**Challenge:** Identify the lines containing the word "formación". Copy each one.

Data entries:
## BEGIN

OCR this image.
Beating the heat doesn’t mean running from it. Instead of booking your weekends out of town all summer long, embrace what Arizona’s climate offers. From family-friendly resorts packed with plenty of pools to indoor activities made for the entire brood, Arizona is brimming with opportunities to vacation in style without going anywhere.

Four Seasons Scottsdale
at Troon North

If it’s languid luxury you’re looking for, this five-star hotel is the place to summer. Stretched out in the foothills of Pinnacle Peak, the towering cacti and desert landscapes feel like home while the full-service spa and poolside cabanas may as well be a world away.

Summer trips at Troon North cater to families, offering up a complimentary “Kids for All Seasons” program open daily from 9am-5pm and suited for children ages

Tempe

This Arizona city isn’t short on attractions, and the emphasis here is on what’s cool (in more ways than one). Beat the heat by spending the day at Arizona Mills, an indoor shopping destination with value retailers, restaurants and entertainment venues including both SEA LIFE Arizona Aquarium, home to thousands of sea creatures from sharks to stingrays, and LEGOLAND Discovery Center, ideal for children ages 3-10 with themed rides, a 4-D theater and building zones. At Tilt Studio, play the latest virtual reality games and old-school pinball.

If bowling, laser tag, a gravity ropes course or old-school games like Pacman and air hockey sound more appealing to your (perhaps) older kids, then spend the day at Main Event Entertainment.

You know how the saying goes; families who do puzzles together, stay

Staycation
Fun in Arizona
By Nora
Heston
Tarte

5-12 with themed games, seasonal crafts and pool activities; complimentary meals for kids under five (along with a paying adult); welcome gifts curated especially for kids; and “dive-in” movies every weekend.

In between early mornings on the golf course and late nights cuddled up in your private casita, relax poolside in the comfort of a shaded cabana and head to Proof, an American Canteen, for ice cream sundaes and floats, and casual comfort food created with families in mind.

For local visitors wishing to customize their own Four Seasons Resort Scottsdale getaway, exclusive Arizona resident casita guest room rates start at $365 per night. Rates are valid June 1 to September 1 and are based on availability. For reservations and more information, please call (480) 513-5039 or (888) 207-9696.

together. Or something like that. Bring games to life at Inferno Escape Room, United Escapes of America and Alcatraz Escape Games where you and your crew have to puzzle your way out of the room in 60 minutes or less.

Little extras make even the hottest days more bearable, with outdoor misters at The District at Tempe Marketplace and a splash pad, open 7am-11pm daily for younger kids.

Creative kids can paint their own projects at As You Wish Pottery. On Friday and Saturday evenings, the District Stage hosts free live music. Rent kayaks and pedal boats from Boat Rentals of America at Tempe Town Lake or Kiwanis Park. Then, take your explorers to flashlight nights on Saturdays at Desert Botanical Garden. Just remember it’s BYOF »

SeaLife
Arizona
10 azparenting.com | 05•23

## END
## BEGIN

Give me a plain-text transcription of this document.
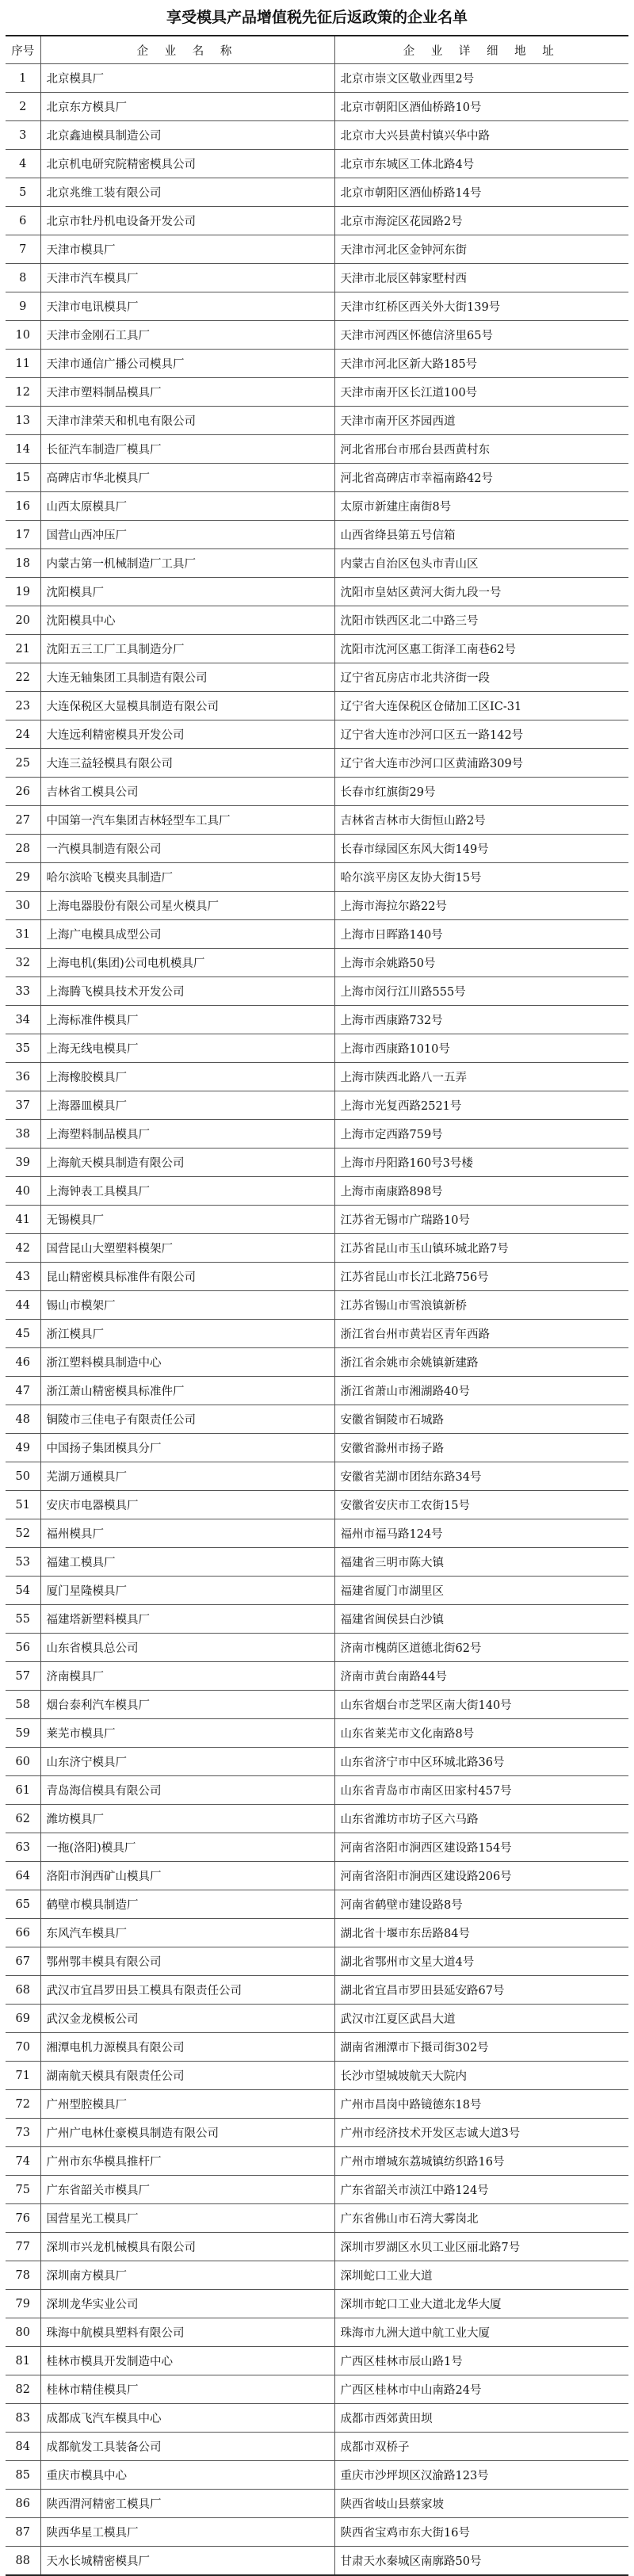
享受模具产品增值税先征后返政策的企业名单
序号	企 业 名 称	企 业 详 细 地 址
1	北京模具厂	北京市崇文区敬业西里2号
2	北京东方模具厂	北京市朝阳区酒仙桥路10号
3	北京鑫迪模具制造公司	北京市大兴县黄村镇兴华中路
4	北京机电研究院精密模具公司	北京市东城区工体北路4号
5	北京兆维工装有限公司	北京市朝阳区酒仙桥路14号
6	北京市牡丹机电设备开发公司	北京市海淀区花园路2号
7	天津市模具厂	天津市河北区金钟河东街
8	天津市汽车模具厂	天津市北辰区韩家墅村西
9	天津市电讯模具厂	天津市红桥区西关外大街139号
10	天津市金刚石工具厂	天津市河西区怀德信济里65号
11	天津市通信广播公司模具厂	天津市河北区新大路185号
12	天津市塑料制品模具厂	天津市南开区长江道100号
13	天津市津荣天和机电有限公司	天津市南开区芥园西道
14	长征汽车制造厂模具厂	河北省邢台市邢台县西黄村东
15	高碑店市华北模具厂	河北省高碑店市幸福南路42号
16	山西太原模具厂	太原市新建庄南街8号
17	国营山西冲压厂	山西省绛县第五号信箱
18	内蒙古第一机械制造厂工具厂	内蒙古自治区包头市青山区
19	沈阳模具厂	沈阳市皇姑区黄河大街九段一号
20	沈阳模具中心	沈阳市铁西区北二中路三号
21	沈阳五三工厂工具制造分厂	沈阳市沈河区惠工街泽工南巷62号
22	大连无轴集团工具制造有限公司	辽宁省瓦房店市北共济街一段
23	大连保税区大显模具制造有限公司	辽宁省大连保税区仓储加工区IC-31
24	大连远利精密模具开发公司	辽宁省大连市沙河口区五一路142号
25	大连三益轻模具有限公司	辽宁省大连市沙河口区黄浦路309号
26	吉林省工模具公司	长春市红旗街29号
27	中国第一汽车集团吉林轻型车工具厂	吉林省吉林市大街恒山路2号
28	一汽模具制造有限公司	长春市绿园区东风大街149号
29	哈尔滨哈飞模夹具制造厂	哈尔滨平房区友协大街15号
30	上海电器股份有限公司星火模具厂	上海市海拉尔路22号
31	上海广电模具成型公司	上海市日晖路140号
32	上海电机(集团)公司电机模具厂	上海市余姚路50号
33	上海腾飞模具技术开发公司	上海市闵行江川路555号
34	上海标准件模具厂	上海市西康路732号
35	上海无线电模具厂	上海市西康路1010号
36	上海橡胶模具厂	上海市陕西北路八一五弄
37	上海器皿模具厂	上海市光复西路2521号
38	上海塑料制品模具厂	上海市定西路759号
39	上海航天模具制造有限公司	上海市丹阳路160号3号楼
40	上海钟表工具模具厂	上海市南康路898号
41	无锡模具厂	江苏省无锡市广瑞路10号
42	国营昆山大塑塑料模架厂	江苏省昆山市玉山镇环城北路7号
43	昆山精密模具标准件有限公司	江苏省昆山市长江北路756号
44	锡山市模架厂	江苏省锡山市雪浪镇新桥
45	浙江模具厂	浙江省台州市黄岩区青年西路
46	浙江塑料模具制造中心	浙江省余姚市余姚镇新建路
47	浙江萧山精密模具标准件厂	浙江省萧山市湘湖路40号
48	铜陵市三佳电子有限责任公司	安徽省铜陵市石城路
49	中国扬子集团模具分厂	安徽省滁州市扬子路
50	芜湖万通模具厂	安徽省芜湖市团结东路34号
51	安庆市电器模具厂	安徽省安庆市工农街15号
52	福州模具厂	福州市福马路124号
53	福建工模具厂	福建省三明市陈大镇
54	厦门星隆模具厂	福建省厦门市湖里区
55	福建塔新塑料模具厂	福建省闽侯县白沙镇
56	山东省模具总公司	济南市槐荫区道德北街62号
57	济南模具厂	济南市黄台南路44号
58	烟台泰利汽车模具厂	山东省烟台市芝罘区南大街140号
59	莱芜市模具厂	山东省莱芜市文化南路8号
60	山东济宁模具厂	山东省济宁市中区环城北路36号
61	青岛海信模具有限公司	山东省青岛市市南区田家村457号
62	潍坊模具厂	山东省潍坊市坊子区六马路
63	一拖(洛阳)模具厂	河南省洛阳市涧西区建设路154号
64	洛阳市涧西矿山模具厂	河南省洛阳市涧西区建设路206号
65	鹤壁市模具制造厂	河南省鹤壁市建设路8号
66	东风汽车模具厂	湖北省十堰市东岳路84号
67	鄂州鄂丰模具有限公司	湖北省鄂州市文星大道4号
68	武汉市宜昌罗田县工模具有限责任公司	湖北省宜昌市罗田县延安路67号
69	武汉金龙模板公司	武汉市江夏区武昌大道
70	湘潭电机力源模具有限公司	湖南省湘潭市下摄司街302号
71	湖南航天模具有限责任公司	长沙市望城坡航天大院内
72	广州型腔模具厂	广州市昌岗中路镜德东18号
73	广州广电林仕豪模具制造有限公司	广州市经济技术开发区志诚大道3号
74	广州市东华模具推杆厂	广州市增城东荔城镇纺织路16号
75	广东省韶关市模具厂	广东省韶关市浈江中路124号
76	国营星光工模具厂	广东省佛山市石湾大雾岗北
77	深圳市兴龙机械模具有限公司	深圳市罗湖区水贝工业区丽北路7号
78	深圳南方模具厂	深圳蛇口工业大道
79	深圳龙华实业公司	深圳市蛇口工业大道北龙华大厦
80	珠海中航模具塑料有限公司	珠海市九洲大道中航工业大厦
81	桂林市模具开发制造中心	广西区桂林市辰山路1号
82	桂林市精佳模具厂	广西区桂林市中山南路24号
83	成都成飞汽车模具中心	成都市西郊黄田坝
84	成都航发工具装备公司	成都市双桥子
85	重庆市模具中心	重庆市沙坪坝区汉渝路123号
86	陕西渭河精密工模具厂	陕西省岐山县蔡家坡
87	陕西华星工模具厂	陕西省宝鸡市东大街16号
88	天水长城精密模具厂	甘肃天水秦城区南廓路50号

## END
## BEGIN

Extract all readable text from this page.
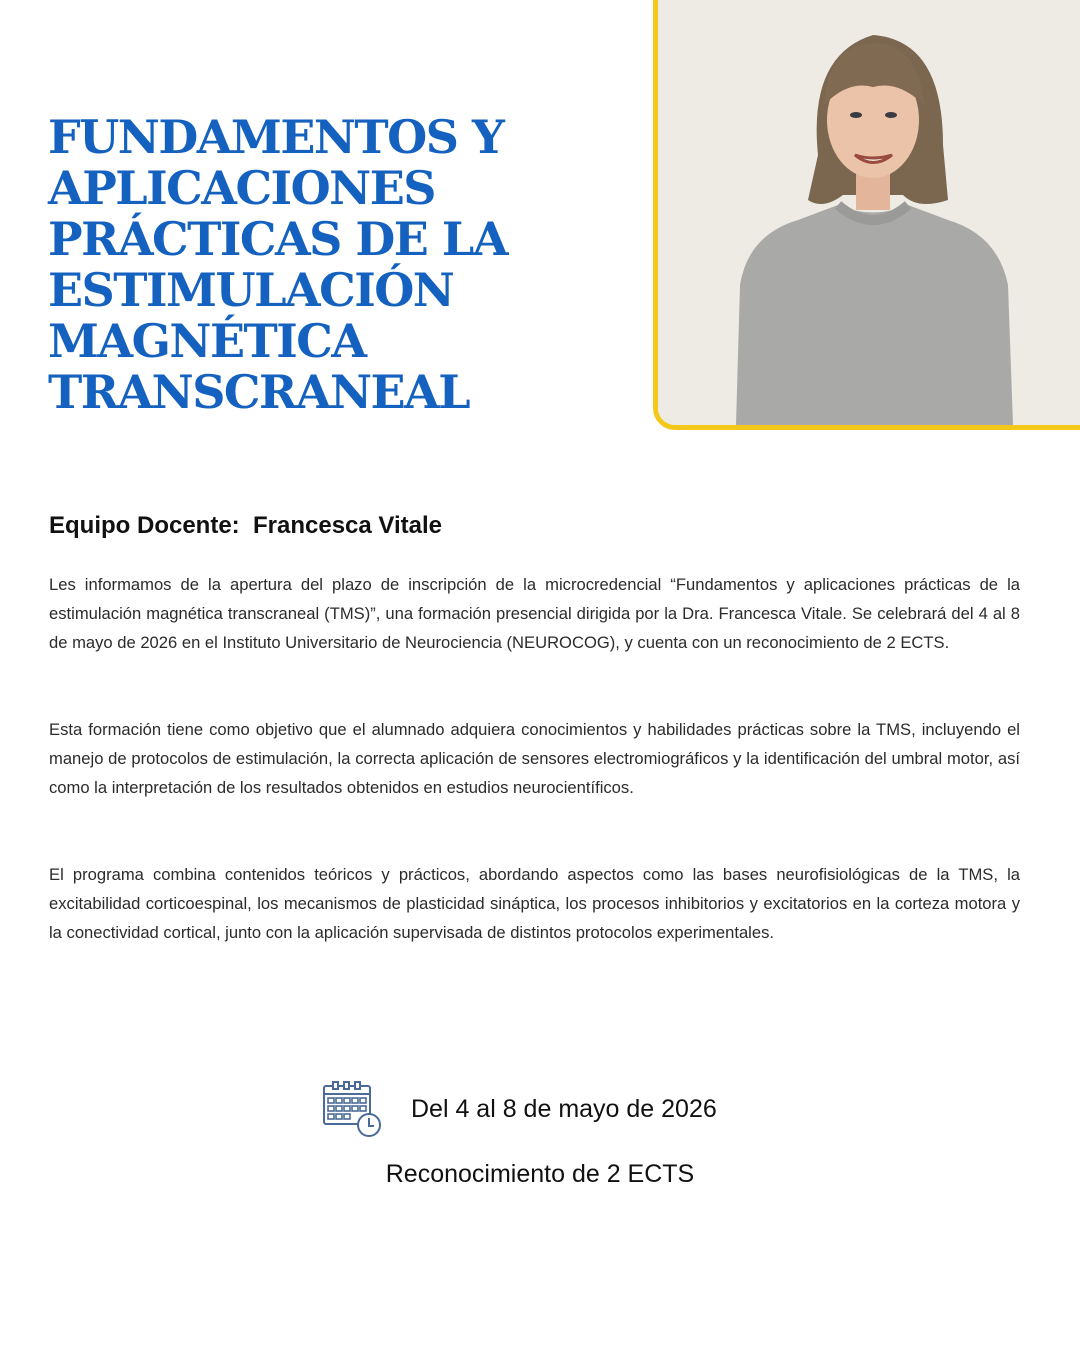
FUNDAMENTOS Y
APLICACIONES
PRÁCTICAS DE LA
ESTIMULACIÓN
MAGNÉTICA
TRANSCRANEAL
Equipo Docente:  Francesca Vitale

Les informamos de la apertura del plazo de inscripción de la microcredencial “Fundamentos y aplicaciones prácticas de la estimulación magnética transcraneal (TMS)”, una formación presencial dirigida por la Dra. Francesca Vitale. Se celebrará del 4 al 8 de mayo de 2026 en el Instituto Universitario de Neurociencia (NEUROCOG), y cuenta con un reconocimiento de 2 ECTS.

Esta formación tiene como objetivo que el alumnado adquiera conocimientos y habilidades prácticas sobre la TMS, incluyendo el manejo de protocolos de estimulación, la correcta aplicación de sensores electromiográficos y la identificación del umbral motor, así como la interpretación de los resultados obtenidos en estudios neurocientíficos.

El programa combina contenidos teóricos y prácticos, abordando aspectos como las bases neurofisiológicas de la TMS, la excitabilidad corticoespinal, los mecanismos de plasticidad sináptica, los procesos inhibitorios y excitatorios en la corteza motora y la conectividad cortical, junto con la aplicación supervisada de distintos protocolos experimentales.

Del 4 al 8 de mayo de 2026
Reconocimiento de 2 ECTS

## END

**Task output:**
Les informamos de la apertura del plazo de inscripción de la microcredencial “Fundamentos y aplicaciones prácticas de la estimulación magnética transcraneal (TMS)”, una formación presencial dirigida por la Dra. Francesca Vitale. Se celebrará del 4 al 8 de mayo de 2026 en el Instituto Universitario de Neurociencia (NEUROCOG), y cuenta con un reconocimiento de 2 ECTS.
Esta formación tiene como objetivo que el alumnado adquiera conocimientos y habilidades prácticas sobre la TMS, incluyendo el manejo de protocolos de estimulación, la correcta aplicación de sensores electromiográficos y la identificación del umbral motor, así como la interpretación de los resultados obtenidos en estudios neurocientíficos.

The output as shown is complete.